— Exercise brief —
Take the records underneath and set them down exactly.

— Chart and figure data —
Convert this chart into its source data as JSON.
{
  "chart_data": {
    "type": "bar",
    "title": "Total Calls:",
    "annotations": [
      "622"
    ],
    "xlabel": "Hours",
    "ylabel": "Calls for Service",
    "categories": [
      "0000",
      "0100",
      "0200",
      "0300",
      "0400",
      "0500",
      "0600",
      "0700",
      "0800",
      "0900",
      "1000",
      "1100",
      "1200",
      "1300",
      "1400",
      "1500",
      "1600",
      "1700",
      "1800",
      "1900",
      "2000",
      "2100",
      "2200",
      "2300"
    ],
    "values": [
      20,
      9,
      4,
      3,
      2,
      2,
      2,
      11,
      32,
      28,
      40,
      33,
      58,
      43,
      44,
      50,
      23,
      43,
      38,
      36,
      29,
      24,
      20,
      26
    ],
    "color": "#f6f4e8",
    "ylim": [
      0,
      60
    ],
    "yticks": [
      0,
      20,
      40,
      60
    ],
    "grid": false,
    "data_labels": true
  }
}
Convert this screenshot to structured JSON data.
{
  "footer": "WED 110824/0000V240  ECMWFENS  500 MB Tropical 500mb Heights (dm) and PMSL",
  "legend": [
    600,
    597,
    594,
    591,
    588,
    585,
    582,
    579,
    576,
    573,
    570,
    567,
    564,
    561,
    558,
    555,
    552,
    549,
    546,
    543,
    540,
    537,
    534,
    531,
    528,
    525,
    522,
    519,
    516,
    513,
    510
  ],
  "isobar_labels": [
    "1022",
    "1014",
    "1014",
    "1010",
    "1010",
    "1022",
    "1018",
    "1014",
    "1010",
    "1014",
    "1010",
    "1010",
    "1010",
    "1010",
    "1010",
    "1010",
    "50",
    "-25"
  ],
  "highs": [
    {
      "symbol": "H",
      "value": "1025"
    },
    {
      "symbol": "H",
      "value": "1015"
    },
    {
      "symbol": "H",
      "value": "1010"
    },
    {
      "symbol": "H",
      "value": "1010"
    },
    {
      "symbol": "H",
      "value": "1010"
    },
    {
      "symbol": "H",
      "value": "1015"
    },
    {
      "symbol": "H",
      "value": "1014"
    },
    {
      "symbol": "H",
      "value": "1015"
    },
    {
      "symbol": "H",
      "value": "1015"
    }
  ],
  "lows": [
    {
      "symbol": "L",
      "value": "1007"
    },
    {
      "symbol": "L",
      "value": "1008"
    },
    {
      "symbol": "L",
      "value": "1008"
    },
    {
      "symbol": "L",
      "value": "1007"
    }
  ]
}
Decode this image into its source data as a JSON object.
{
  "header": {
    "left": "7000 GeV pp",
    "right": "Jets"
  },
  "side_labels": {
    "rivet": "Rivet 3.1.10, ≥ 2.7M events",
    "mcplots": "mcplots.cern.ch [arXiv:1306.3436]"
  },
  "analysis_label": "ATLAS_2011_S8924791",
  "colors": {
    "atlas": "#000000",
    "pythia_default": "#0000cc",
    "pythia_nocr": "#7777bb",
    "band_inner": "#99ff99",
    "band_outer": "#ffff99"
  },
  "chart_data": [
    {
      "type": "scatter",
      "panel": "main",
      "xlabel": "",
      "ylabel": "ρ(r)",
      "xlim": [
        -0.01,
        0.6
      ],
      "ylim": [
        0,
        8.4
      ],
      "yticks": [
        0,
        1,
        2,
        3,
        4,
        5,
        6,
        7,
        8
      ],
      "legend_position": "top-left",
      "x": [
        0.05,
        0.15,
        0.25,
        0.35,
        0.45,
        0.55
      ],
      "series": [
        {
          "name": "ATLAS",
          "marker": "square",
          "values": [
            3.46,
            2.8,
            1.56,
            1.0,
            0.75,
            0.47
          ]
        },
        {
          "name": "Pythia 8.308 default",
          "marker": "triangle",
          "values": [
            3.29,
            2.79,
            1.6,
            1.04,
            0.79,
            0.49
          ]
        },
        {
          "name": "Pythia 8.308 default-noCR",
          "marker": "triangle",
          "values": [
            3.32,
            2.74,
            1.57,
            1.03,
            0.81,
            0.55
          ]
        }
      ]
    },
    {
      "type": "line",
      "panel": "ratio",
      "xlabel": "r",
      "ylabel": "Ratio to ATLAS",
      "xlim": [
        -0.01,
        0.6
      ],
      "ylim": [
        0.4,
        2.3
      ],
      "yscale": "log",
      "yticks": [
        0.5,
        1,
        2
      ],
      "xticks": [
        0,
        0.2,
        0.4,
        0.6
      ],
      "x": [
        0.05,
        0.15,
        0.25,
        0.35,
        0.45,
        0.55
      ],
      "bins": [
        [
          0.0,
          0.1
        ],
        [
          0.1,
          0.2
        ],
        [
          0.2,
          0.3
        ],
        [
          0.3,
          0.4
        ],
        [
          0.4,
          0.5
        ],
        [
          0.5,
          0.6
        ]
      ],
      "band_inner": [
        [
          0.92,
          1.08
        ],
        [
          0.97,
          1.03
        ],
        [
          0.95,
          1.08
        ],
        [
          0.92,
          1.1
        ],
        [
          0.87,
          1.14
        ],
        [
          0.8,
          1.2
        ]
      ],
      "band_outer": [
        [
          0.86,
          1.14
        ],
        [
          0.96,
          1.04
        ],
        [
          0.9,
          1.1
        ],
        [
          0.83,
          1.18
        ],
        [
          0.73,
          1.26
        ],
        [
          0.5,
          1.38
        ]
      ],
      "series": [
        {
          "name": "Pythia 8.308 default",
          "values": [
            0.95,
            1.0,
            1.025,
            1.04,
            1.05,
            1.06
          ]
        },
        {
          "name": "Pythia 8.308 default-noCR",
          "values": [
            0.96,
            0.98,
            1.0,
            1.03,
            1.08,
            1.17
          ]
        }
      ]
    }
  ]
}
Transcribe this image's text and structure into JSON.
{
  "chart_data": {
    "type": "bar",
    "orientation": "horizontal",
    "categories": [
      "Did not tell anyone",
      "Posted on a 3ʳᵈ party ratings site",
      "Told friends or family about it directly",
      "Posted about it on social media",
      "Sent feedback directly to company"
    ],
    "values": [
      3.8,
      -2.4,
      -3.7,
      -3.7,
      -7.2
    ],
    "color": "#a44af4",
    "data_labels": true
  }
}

— Task answer —
Convert this chart into its source data as JSON.
{
  "chart_data": {
    "type": "bar",
    "title": "Total Calls:",
    "annotations": [
      "622"
    ],
    "xlabel": "Hours",
    "ylabel": "Calls for Service",
    "categories": [
      "0000",
      "0100",
      "0200",
      "0300",
      "0400",
      "0500",
      "0600",
      "0700",
      "0800",
      "0900",
      "1000",
      "1100",
      "1200",
      "1300",
      "1400",
      "1500",
      "1600",
      "1700",
      "1800",
      "1900",
      "2000",
      "2100",
      "2200",
      "2300"
    ],
    "values": [
      20,
      9,
      4,
      3,
      2,
      2,
      2,
      11,
      32,
      28,
      40,
      33,
      58,
      43,
      44,
      50,
      23,
      43,
      38,
      36,
      29,
      24,
      20,
      26
    ],
    "color": "#f6f4e8",
    "ylim": [
      0,
      60
    ],
    "yticks": [
      0,
      20,
      40,
      60
    ],
    "grid": false,
    "data_labels": true
  }
}
Convert this screenshot to structured JSON data.
{
  "footer": "WED 110824/0000V240  ECMWFENS  500 MB Tropical 500mb Heights (dm) and PMSL",
  "legend": [
    600,
    597,
    594,
    591,
    588,
    585,
    582,
    579,
    576,
    573,
    570,
    567,
    564,
    561,
    558,
    555,
    552,
    549,
    546,
    543,
    540,
    537,
    534,
    531,
    528,
    525,
    522,
    519,
    516,
    513,
    510
  ],
  "isobar_labels": [
    "1022",
    "1014",
    "1014",
    "1010",
    "1010",
    "1022",
    "1018",
    "1014",
    "1010",
    "1014",
    "1010",
    "1010",
    "1010",
    "1010",
    "1010",
    "1010",
    "50",
    "-25"
  ],
  "highs": [
    {
      "symbol": "H",
      "value": "1025"
    },
    {
      "symbol": "H",
      "value": "1015"
    },
    {
      "symbol": "H",
      "value": "1010"
    },
    {
      "symbol": "H",
      "value": "1010"
    },
    {
      "symbol": "H",
      "value": "1010"
    },
    {
      "symbol": "H",
      "value": "1015"
    },
    {
      "symbol": "H",
      "value": "1014"
    },
    {
      "symbol": "H",
      "value": "1015"
    },
    {
      "symbol": "H",
      "value": "1015"
    }
  ],
  "lows": [
    {
      "symbol": "L",
      "value": "1007"
    },
    {
      "symbol": "L",
      "value": "1008"
    },
    {
      "symbol": "L",
      "value": "1008"
    },
    {
      "symbol": "L",
      "value": "1007"
    }
  ]
}
Decode this image into its source data as a JSON object.
{
  "header": {
    "left": "7000 GeV pp",
    "right": "Jets"
  },
  "side_labels": {
    "rivet": "Rivet 3.1.10, ≥ 2.7M events",
    "mcplots": "mcplots.cern.ch [arXiv:1306.3436]"
  },
  "analysis_label": "ATLAS_2011_S8924791",
  "colors": {
    "atlas": "#000000",
    "pythia_default": "#0000cc",
    "pythia_nocr": "#7777bb",
    "band_inner": "#99ff99",
    "band_outer": "#ffff99"
  },
  "chart_data": [
    {
      "type": "scatter",
      "panel": "main",
      "xlabel": "",
      "ylabel": "ρ(r)",
      "xlim": [
        -0.01,
        0.6
      ],
      "ylim": [
        0,
        8.4
      ],
      "yticks": [
        0,
        1,
        2,
        3,
        4,
        5,
        6,
        7,
        8
      ],
      "legend_position": "top-left",
      "x": [
        0.05,
        0.15,
        0.25,
        0.35,
        0.45,
        0.55
      ],
      "series": [
        {
          "name": "ATLAS",
          "marker": "square",
          "values": [
            3.46,
            2.8,
            1.56,
            1.0,
            0.75,
            0.47
          ]
        },
        {
          "name": "Pythia 8.308 default",
          "marker": "triangle",
          "values": [
            3.29,
            2.79,
            1.6,
            1.04,
            0.79,
            0.49
          ]
        },
        {
          "name": "Pythia 8.308 default-noCR",
          "marker": "triangle",
          "values": [
            3.32,
            2.74,
            1.57,
            1.03,
            0.81,
            0.55
          ]
        }
      ]
    },
    {
      "type": "line",
      "panel": "ratio",
      "xlabel": "r",
      "ylabel": "Ratio to ATLAS",
      "xlim": [
        -0.01,
        0.6
      ],
      "ylim": [
        0.4,
        2.3
      ],
      "yscale": "log",
      "yticks": [
        0.5,
        1,
        2
      ],
      "xticks": [
        0,
        0.2,
        0.4,
        0.6
      ],
      "x": [
        0.05,
        0.15,
        0.25,
        0.35,
        0.45,
        0.55
      ],
      "bins": [
        [
          0.0,
          0.1
        ],
        [
          0.1,
          0.2
        ],
        [
          0.2,
          0.3
        ],
        [
          0.3,
          0.4
        ],
        [
          0.4,
          0.5
        ],
        [
          0.5,
          0.6
        ]
      ],
      "band_inner": [
        [
          0.92,
          1.08
        ],
        [
          0.97,
          1.03
        ],
        [
          0.95,
          1.08
        ],
        [
          0.92,
          1.1
        ],
        [
          0.87,
          1.14
        ],
        [
          0.8,
          1.2
        ]
      ],
      "band_outer": [
        [
          0.86,
          1.14
        ],
        [
          0.96,
          1.04
        ],
        [
          0.9,
          1.1
        ],
        [
          0.83,
          1.18
        ],
        [
          0.73,
          1.26
        ],
        [
          0.5,
          1.38
        ]
      ],
      "series": [
        {
          "name": "Pythia 8.308 default",
          "values": [
            0.95,
            1.0,
            1.025,
            1.04,
            1.05,
            1.06
          ]
        },
        {
          "name": "Pythia 8.308 default-noCR",
          "values": [
            0.96,
            0.98,
            1.0,
            1.03,
            1.08,
            1.17
          ]
        }
      ]
    }
  ]
}
Transcribe this image's text and structure into JSON.
{
  "chart_data": {
    "type": "bar",
    "orientation": "horizontal",
    "categories": [
      "Did not tell anyone",
      "Posted on a 3ʳᵈ party ratings site",
      "Told friends or family about it directly",
      "Posted about it on social media",
      "Sent feedback directly to company"
    ],
    "values": [
      3.8,
      -2.4,
      -3.7,
      -3.7,
      -7.2
    ],
    "color": "#a44af4",
    "data_labels": true
  }
}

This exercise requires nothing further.